======== Document section

Spanish speech data collected as part of the Voice Across Hispanic America 
project.

Validation and transcription consists of checking whether each utterance is 
according to specifications, making subjective judgments about the quality of 
the speech, transcribing the speech, and noting down all events that co-occur 
with the speech. This occurs after the utterances have been passed through a
preliminary validation stage described in the final report.

Utterances with the following characteristics are not included with the 
official release of the corpus:

        - truncated utterances

        - extremely noisy files
	
	- empty or silent files

	- inappropriate responses (e.g., singing, prank responses, speech
          that is not in response to the prompt)

The transcription is done using an interactive tool, based on UNIX curses,
that for each utterance, allows the transcriber to:

	 - listen to the utterance as many times as needed
	
	 - see the prompting text (for read utterances)

	 - type in or change the transcription 

	 - enter speaker and utterance judgments into designated information
           fields (speaker rate, signal quality, etc.)

For read items, the prompting text is the default transcription. The 
transcriber just has to modify it, if needed. 

The information fields are not part of the transcription per se. Rather, they 
provide additional information about the speaker or the speech. The values for
these fields are determined by the supervisors before transcription began and
will be modified as the project progresses to handle all cases. There are 
3 speaker-specific fields, i.e., fields that have the same value for all 
utterances of a speaker, and 6 utterance-specific fields. Allowable values for
each field are described below:

Speaker Information Fields
--------------------------
s1) Speaker sex:       unidentified       (default value)
                       female             
                       male

s2) Speaker age:       unidentified       (default value)
                       juvenile
                       adult
                       elderly

s3) Speaker accent:    spanish          (default value)
                       non_native
                       unidentified

Utterance Information Fields
----------------------------
u1) Signal  Condition: unidentified     (default value)
                       complete
                       partial
                       void
                       truncated 
                       unintelligible response
                       unintelligible word
                       inappropriate

Each of these items is explained below.

                       complete                 - The caller gave a complete 
                                                  response to the prompt.
                     
                       partial                  - The caller gave a partial 
                                                  response to the prompt. 
                                                  E.g. If asked to say 3 
                                                  numbers, the caller says 
						  only one or two.

================
======== Recorded data

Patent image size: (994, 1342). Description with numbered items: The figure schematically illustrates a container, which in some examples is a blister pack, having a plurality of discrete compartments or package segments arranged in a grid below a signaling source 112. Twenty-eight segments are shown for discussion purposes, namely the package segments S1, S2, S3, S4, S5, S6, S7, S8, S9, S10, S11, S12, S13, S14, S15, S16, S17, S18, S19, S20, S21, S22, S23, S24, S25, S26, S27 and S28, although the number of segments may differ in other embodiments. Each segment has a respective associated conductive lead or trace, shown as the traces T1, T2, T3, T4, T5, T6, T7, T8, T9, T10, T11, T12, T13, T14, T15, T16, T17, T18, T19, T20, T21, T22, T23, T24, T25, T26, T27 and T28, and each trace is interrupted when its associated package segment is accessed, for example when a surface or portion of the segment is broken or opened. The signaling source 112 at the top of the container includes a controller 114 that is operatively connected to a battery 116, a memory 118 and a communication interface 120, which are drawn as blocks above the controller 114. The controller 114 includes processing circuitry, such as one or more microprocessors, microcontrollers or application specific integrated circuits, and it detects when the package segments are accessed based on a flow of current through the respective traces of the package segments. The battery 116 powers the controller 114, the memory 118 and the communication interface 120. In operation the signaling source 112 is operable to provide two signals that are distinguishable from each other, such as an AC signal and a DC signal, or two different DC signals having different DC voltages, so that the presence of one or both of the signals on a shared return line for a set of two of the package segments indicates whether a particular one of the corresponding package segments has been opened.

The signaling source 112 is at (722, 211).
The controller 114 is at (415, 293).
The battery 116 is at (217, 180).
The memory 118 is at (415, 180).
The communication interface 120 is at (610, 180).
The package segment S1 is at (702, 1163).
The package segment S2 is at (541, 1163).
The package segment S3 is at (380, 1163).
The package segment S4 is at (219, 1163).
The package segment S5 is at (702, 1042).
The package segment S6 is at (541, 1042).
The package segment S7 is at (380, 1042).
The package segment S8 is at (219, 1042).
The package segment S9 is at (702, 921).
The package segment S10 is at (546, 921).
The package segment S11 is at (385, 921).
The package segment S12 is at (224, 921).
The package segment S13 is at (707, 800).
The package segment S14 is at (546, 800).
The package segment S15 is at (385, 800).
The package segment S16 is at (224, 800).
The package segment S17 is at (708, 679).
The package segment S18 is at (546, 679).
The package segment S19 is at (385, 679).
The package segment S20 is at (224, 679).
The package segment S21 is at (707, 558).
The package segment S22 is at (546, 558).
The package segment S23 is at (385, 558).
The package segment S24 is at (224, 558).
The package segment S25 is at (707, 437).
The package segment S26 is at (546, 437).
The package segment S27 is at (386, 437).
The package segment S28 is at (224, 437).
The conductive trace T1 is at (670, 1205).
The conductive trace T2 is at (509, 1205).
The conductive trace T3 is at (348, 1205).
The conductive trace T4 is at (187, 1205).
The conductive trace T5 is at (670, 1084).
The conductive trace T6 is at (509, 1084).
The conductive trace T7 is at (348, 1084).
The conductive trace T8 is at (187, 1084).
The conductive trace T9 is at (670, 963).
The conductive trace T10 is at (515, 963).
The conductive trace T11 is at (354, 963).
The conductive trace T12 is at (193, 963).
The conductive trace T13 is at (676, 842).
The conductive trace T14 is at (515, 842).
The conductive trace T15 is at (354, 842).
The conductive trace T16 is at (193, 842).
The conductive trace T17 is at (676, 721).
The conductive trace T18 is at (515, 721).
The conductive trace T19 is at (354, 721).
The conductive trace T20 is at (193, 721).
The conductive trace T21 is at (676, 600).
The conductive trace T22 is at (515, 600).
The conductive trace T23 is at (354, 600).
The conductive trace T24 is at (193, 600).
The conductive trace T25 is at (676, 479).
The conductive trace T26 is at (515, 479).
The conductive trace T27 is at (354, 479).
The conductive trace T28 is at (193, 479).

================

**Tasks**
1/ Answer these about the transcription notes:
(a) How many speaker-specific fields are there?
(b) What is the default value for speaker accent?
(c) For read items, what is used as the default transcription?
2/ Copy everything in the transcription notes from "- listen to" down to "signal quality, etc.)", switching "signal quality" to "audio quality".

**Task answers**
1/
(a) 3
(b) spanish
(c) The prompting text

2/
- listen to the utterance as many times as needed
	
	 - see the prompting text (for read utterances)

	 - type in or change the transcription 

	 - enter speaker and utterance judgments into designated information
           fields (speaker rate, audio quality, etc.)